Requirement: Reproduce the listing word for word. Skip any image.
----------------------------------------
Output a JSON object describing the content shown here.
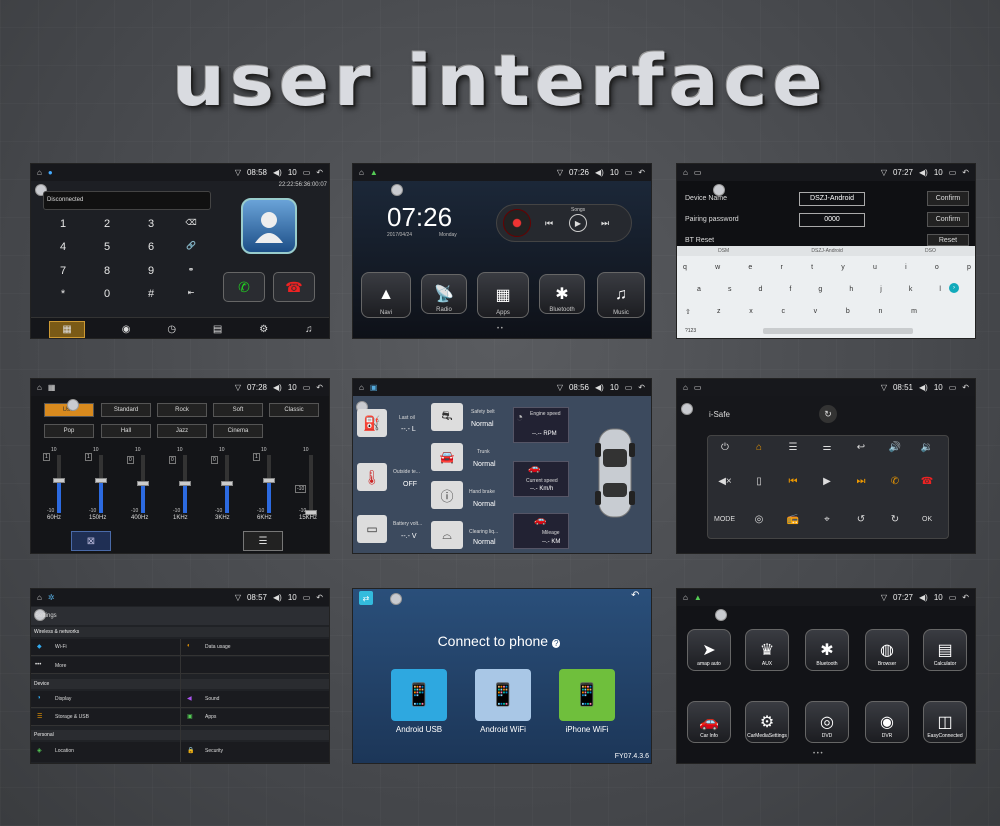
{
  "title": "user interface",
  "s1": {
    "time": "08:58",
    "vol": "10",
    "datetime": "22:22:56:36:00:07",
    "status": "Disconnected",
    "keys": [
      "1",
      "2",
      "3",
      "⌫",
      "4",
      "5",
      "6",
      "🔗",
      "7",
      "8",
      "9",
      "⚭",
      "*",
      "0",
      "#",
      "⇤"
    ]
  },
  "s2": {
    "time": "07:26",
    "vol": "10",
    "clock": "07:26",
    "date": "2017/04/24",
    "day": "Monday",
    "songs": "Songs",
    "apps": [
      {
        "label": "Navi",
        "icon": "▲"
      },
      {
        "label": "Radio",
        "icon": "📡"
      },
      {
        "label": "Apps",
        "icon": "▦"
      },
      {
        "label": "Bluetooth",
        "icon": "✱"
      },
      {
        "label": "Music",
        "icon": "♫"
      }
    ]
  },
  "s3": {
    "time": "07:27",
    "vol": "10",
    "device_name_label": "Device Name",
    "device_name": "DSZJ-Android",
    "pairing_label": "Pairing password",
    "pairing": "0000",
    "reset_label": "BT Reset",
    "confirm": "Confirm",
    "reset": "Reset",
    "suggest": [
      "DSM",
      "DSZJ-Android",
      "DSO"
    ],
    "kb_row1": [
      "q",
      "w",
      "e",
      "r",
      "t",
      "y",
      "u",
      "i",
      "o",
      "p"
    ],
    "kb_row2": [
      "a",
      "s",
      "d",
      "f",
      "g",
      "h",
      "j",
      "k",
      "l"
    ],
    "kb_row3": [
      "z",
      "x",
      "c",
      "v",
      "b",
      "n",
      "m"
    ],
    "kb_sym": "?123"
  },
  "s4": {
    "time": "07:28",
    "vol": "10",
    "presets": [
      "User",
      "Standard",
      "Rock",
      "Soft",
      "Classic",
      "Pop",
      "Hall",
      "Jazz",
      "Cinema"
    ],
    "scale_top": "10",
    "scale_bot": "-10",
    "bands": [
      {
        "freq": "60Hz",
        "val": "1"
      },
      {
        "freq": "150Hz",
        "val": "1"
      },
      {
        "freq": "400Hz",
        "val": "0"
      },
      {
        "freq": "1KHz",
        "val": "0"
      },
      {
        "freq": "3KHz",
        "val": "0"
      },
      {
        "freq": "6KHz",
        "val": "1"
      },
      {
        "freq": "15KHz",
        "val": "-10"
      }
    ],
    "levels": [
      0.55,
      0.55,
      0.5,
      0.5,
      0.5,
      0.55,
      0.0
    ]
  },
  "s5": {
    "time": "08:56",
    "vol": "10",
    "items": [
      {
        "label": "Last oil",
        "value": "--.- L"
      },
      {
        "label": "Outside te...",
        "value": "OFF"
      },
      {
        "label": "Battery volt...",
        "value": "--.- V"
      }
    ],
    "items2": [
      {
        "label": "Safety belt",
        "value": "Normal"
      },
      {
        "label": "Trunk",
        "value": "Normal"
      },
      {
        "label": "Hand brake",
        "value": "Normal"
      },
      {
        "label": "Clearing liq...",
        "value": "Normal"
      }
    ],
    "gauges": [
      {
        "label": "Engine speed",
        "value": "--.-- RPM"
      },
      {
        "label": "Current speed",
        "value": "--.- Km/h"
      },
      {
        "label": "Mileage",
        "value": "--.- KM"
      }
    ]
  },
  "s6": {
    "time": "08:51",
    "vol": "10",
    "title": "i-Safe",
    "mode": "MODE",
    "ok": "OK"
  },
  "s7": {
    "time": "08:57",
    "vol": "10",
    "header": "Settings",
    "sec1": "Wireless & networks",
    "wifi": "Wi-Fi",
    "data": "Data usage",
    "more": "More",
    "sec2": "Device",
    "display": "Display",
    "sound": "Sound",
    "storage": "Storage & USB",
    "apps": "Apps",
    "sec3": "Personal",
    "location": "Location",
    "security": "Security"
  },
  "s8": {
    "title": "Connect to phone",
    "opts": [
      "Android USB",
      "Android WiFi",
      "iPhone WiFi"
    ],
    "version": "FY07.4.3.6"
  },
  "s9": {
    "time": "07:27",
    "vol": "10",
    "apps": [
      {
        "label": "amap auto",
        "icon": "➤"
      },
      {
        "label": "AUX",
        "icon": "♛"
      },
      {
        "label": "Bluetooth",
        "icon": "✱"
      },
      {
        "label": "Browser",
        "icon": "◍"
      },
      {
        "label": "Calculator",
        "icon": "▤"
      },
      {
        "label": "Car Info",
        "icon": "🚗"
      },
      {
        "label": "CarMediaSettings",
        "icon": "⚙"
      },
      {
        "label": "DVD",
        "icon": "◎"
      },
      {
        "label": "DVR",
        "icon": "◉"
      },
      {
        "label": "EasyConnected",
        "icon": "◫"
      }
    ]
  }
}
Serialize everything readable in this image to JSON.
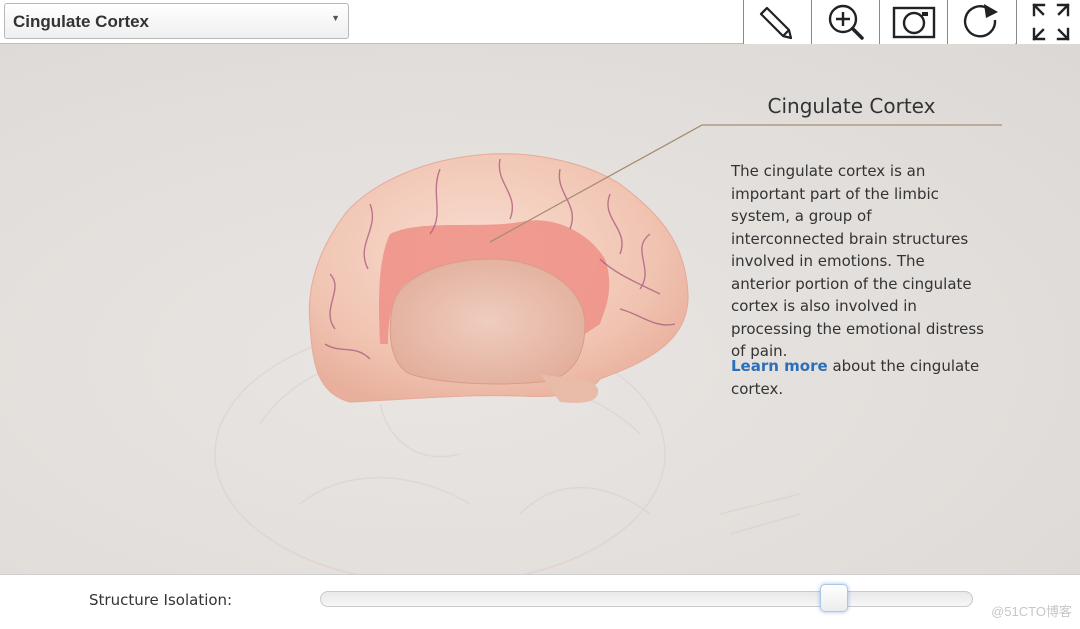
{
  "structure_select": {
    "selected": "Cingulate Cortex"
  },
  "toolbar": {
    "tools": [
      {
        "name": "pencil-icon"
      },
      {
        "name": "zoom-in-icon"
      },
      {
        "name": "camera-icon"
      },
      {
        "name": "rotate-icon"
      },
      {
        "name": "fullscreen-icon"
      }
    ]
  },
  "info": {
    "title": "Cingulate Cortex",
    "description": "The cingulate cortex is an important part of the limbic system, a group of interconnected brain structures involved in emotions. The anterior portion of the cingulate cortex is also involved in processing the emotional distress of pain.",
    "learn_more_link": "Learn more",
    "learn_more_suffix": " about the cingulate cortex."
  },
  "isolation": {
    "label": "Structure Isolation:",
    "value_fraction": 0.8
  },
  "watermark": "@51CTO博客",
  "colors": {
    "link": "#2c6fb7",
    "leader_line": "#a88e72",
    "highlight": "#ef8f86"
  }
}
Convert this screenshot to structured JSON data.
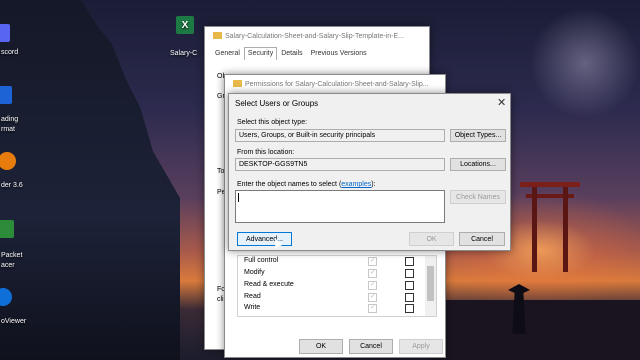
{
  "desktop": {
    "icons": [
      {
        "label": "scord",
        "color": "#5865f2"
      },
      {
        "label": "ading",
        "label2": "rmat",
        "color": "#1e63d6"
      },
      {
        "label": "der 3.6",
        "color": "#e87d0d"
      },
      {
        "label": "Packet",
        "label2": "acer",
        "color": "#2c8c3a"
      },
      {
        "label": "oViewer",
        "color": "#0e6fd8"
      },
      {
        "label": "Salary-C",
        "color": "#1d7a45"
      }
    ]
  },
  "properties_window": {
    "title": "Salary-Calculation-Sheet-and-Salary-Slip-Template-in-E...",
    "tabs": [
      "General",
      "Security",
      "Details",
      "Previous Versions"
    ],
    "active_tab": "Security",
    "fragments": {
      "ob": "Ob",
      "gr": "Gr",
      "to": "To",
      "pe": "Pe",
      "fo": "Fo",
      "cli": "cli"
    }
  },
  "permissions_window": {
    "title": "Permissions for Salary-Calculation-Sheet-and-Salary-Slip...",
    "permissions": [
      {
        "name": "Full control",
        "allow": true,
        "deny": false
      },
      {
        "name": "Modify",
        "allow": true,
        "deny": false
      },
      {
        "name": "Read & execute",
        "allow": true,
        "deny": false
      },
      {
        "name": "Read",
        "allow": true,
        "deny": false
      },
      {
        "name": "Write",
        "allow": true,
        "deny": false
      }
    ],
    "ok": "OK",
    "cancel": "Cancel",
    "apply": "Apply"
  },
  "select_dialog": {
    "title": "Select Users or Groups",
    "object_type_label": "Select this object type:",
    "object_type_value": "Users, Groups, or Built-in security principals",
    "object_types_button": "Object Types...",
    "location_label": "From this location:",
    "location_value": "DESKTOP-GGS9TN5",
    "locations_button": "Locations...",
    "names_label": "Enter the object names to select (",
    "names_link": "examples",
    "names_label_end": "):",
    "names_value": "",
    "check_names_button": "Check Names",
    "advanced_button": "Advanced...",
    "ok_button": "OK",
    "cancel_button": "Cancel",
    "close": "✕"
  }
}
----------------------------------------
Answer to the problem:
Output a JSON object describing the content shown here.
{
  "title": "user interface",
  "s1": {
    "time": "08:58",
    "vol": "10",
    "datetime": "22:22:56:36:00:07",
    "status": "Disconnected",
    "keys": [
      "1",
      "2",
      "3",
      "⌫",
      "4",
      "5",
      "6",
      "🔗",
      "7",
      "8",
      "9",
      "⚭",
      "*",
      "0",
      "#",
      "⇤"
    ]
  },
  "s2": {
    "time": "07:26",
    "vol": "10",
    "clock": "07:26",
    "date": "2017/04/24",
    "day": "Monday",
    "songs": "Songs",
    "apps": [
      {
        "label": "Navi",
        "icon": "▲"
      },
      {
        "label": "Radio",
        "icon": "📡"
      },
      {
        "label": "Apps",
        "icon": "▦"
      },
      {
        "label": "Bluetooth",
        "icon": "✱"
      },
      {
        "label": "Music",
        "icon": "♫"
      }
    ]
  },
  "s3": {
    "time": "07:27",
    "vol": "10",
    "device_name_label": "Device Name",
    "device_name": "DSZJ-Android",
    "pairing_label": "Pairing password",
    "pairing": "0000",
    "reset_label": "BT Reset",
    "confirm": "Confirm",
    "reset": "Reset",
    "suggest": [
      "DSM",
      "DSZJ-Android",
      "DSO"
    ],
    "kb_row1": [
      "q",
      "w",
      "e",
      "r",
      "t",
      "y",
      "u",
      "i",
      "o",
      "p"
    ],
    "kb_row2": [
      "a",
      "s",
      "d",
      "f",
      "g",
      "h",
      "j",
      "k",
      "l"
    ],
    "kb_row3": [
      "z",
      "x",
      "c",
      "v",
      "b",
      "n",
      "m"
    ],
    "kb_sym": "?123"
  },
  "s4": {
    "time": "07:28",
    "vol": "10",
    "presets": [
      "User",
      "Standard",
      "Rock",
      "Soft",
      "Classic",
      "Pop",
      "Hall",
      "Jazz",
      "Cinema"
    ],
    "scale_top": "10",
    "scale_bot": "-10",
    "bands": [
      {
        "freq": "60Hz",
        "val": "1"
      },
      {
        "freq": "150Hz",
        "val": "1"
      },
      {
        "freq": "400Hz",
        "val": "0"
      },
      {
        "freq": "1KHz",
        "val": "0"
      },
      {
        "freq": "3KHz",
        "val": "0"
      },
      {
        "freq": "6KHz",
        "val": "1"
      },
      {
        "freq": "15KHz",
        "val": "-10"
      }
    ],
    "levels": [
      0.55,
      0.55,
      0.5,
      0.5,
      0.5,
      0.55,
      0.0
    ]
  },
  "s5": {
    "time": "08:56",
    "vol": "10",
    "items": [
      {
        "label": "Last oil",
        "value": "--.- L"
      },
      {
        "label": "Outside te...",
        "value": "OFF"
      },
      {
        "label": "Battery volt...",
        "value": "--.- V"
      }
    ],
    "items2": [
      {
        "label": "Safety belt",
        "value": "Normal"
      },
      {
        "label": "Trunk",
        "value": "Normal"
      },
      {
        "label": "Hand brake",
        "value": "Normal"
      },
      {
        "label": "Clearing liq...",
        "value": "Normal"
      }
    ],
    "gauges": [
      {
        "label": "Engine speed",
        "value": "--.-- RPM"
      },
      {
        "label": "Current speed",
        "value": "--.- Km/h"
      },
      {
        "label": "Mileage",
        "value": "--.- KM"
      }
    ]
  },
  "s6": {
    "time": "08:51",
    "vol": "10",
    "title": "i-Safe",
    "mode": "MODE",
    "ok": "OK"
  },
  "s7": {
    "time": "08:57",
    "vol": "10",
    "header": "Settings",
    "sec1": "Wireless & networks",
    "wifi": "Wi-Fi",
    "data": "Data usage",
    "more": "More",
    "sec2": "Device",
    "display": "Display",
    "sound": "Sound",
    "storage": "Storage & USB",
    "apps": "Apps",
    "sec3": "Personal",
    "location": "Location",
    "security": "Security"
  },
  "s8": {
    "title": "Connect to phone",
    "opts": [
      "Android USB",
      "Android WiFi",
      "iPhone WiFi"
    ],
    "version": "FY07.4.3.6"
  },
  "s9": {
    "time": "07:27",
    "vol": "10",
    "apps": [
      {
        "label": "amap auto",
        "icon": "➤"
      },
      {
        "label": "AUX",
        "icon": "♛"
      },
      {
        "label": "Bluetooth",
        "icon": "✱"
      },
      {
        "label": "Browser",
        "icon": "◍"
      },
      {
        "label": "Calculator",
        "icon": "▤"
      },
      {
        "label": "Car Info",
        "icon": "🚗"
      },
      {
        "label": "CarMediaSettings",
        "icon": "⚙"
      },
      {
        "label": "DVD",
        "icon": "◎"
      },
      {
        "label": "DVR",
        "icon": "◉"
      },
      {
        "label": "EasyConnected",
        "icon": "◫"
      }
    ]
  }
}
Serialize everything readable in this image to JSON.
{
  "structure_select": {
    "selected": "Cingulate Cortex"
  },
  "toolbar": {
    "tools": [
      {
        "name": "pencil-icon"
      },
      {
        "name": "zoom-in-icon"
      },
      {
        "name": "camera-icon"
      },
      {
        "name": "rotate-icon"
      },
      {
        "name": "fullscreen-icon"
      }
    ]
  },
  "info": {
    "title": "Cingulate Cortex",
    "description": "The cingulate cortex is an important part of the limbic system, a group of interconnected brain structures involved in emotions. The anterior portion of the cingulate cortex is also involved in processing the emotional distress of pain.",
    "learn_more_link": "Learn more",
    "learn_more_suffix": " about the cingulate cortex."
  },
  "isolation": {
    "label": "Structure Isolation:",
    "value_fraction": 0.8
  },
  "watermark": "@51CTO博客",
  "colors": {
    "link": "#2c6fb7",
    "leader_line": "#a88e72",
    "highlight": "#ef8f86"
  }
}
Convert this screenshot to structured JSON data.
{
  "desktop": {
    "icons": [
      {
        "label": "scord",
        "color": "#5865f2"
      },
      {
        "label": "ading",
        "label2": "rmat",
        "color": "#1e63d6"
      },
      {
        "label": "der 3.6",
        "color": "#e87d0d"
      },
      {
        "label": "Packet",
        "label2": "acer",
        "color": "#2c8c3a"
      },
      {
        "label": "oViewer",
        "color": "#0e6fd8"
      },
      {
        "label": "Salary-C",
        "color": "#1d7a45"
      }
    ]
  },
  "properties_window": {
    "title": "Salary-Calculation-Sheet-and-Salary-Slip-Template-in-E...",
    "tabs": [
      "General",
      "Security",
      "Details",
      "Previous Versions"
    ],
    "active_tab": "Security",
    "fragments": {
      "ob": "Ob",
      "gr": "Gr",
      "to": "To",
      "pe": "Pe",
      "fo": "Fo",
      "cli": "cli"
    }
  },
  "permissions_window": {
    "title": "Permissions for Salary-Calculation-Sheet-and-Salary-Slip...",
    "permissions": [
      {
        "name": "Full control",
        "allow": true,
        "deny": false
      },
      {
        "name": "Modify",
        "allow": true,
        "deny": false
      },
      {
        "name": "Read & execute",
        "allow": true,
        "deny": false
      },
      {
        "name": "Read",
        "allow": true,
        "deny": false
      },
      {
        "name": "Write",
        "allow": true,
        "deny": false
      }
    ],
    "ok": "OK",
    "cancel": "Cancel",
    "apply": "Apply"
  },
  "select_dialog": {
    "title": "Select Users or Groups",
    "object_type_label": "Select this object type:",
    "object_type_value": "Users, Groups, or Built-in security principals",
    "object_types_button": "Object Types...",
    "location_label": "From this location:",
    "location_value": "DESKTOP-GGS9TN5",
    "locations_button": "Locations...",
    "names_label": "Enter the object names to select (",
    "names_link": "examples",
    "names_label_end": "):",
    "names_value": "",
    "check_names_button": "Check Names",
    "advanced_button": "Advanced...",
    "ok_button": "OK",
    "cancel_button": "Cancel",
    "close": "✕"
  }
}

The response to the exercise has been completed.